--- SHORT EXERCISE ---
Make an exact copy of the lines below.

--- MATERIAL SUPPLIED ---
* START *
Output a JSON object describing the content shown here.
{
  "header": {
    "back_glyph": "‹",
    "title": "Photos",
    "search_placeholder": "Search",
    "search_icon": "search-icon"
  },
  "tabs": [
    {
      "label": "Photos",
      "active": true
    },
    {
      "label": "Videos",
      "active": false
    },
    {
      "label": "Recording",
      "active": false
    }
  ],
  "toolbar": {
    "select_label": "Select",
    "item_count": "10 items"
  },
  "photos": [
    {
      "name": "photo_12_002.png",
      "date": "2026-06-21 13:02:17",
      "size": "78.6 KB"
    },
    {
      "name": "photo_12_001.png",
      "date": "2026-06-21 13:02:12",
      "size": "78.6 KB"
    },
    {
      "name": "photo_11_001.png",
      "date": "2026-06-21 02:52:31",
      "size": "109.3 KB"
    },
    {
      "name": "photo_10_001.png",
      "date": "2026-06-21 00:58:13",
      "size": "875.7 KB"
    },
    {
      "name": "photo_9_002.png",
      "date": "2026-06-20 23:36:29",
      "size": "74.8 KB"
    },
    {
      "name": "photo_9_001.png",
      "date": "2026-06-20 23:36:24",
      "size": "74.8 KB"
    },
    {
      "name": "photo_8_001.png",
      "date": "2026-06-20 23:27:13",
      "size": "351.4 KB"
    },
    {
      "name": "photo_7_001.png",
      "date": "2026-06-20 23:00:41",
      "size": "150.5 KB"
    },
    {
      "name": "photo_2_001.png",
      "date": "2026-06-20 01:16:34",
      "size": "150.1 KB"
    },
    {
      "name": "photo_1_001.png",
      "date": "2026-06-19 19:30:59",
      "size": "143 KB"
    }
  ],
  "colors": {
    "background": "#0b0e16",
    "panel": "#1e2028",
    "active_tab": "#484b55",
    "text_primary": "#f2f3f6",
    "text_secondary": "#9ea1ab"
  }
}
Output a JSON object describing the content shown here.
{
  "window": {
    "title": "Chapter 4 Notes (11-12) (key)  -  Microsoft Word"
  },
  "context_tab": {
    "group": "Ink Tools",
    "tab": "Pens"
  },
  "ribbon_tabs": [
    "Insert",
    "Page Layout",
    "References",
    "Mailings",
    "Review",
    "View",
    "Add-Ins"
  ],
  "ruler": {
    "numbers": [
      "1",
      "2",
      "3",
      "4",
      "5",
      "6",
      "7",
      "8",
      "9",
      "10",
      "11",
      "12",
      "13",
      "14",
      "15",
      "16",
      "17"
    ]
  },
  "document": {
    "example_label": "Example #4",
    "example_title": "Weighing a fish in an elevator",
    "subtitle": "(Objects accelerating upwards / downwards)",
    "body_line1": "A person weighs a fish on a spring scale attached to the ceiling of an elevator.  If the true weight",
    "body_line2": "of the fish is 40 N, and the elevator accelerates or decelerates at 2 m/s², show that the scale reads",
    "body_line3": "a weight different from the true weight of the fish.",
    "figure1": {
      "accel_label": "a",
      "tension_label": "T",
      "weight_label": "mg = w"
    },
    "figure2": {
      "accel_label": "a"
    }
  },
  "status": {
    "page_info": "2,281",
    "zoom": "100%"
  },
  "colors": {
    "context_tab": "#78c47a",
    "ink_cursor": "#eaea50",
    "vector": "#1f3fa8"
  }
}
* END *
--- CORRECT RESULT ---
Output a JSON object describing the content shown here.
{
  "header": {
    "back_glyph": "‹",
    "title": "Photos",
    "search_placeholder": "Search",
    "search_icon": "search-icon"
  },
  "tabs": [
    {
      "label": "Photos",
      "active": true
    },
    {
      "label": "Videos",
      "active": false
    },
    {
      "label": "Recording",
      "active": false
    }
  ],
  "toolbar": {
    "select_label": "Select",
    "item_count": "10 items"
  },
  "photos": [
    {
      "name": "photo_12_002.png",
      "date": "2026-06-21 13:02:17",
      "size": "78.6 KB"
    },
    {
      "name": "photo_12_001.png",
      "date": "2026-06-21 13:02:12",
      "size": "78.6 KB"
    },
    {
      "name": "photo_11_001.png",
      "date": "2026-06-21 02:52:31",
      "size": "109.3 KB"
    },
    {
      "name": "photo_10_001.png",
      "date": "2026-06-21 00:58:13",
      "size": "875.7 KB"
    },
    {
      "name": "photo_9_002.png",
      "date": "2026-06-20 23:36:29",
      "size": "74.8 KB"
    },
    {
      "name": "photo_9_001.png",
      "date": "2026-06-20 23:36:24",
      "size": "74.8 KB"
    },
    {
      "name": "photo_8_001.png",
      "date": "2026-06-20 23:27:13",
      "size": "351.4 KB"
    },
    {
      "name": "photo_7_001.png",
      "date": "2026-06-20 23:00:41",
      "size": "150.5 KB"
    },
    {
      "name": "photo_2_001.png",
      "date": "2026-06-20 01:16:34",
      "size": "150.1 KB"
    },
    {
      "name": "photo_1_001.png",
      "date": "2026-06-19 19:30:59",
      "size": "143 KB"
    }
  ],
  "colors": {
    "background": "#0b0e16",
    "panel": "#1e2028",
    "active_tab": "#484b55",
    "text_primary": "#f2f3f6",
    "text_secondary": "#9ea1ab"
  }
}
Output a JSON object describing the content shown here.
{
  "window": {
    "title": "Chapter 4 Notes (11-12) (key)  -  Microsoft Word"
  },
  "context_tab": {
    "group": "Ink Tools",
    "tab": "Pens"
  },
  "ribbon_tabs": [
    "Insert",
    "Page Layout",
    "References",
    "Mailings",
    "Review",
    "View",
    "Add-Ins"
  ],
  "ruler": {
    "numbers": [
      "1",
      "2",
      "3",
      "4",
      "5",
      "6",
      "7",
      "8",
      "9",
      "10",
      "11",
      "12",
      "13",
      "14",
      "15",
      "16",
      "17"
    ]
  },
  "document": {
    "example_label": "Example #4",
    "example_title": "Weighing a fish in an elevator",
    "subtitle": "(Objects accelerating upwards / downwards)",
    "body_line1": "A person weighs a fish on a spring scale attached to the ceiling of an elevator.  If the true weight",
    "body_line2": "of the fish is 40 N, and the elevator accelerates or decelerates at 2 m/s², show that the scale reads",
    "body_line3": "a weight different from the true weight of the fish.",
    "figure1": {
      "accel_label": "a",
      "tension_label": "T",
      "weight_label": "mg = w"
    },
    "figure2": {
      "accel_label": "a"
    }
  },
  "status": {
    "page_info": "2,281",
    "zoom": "100%"
  },
  "colors": {
    "context_tab": "#78c47a",
    "ink_cursor": "#eaea50",
    "vector": "#1f3fa8"
  }
}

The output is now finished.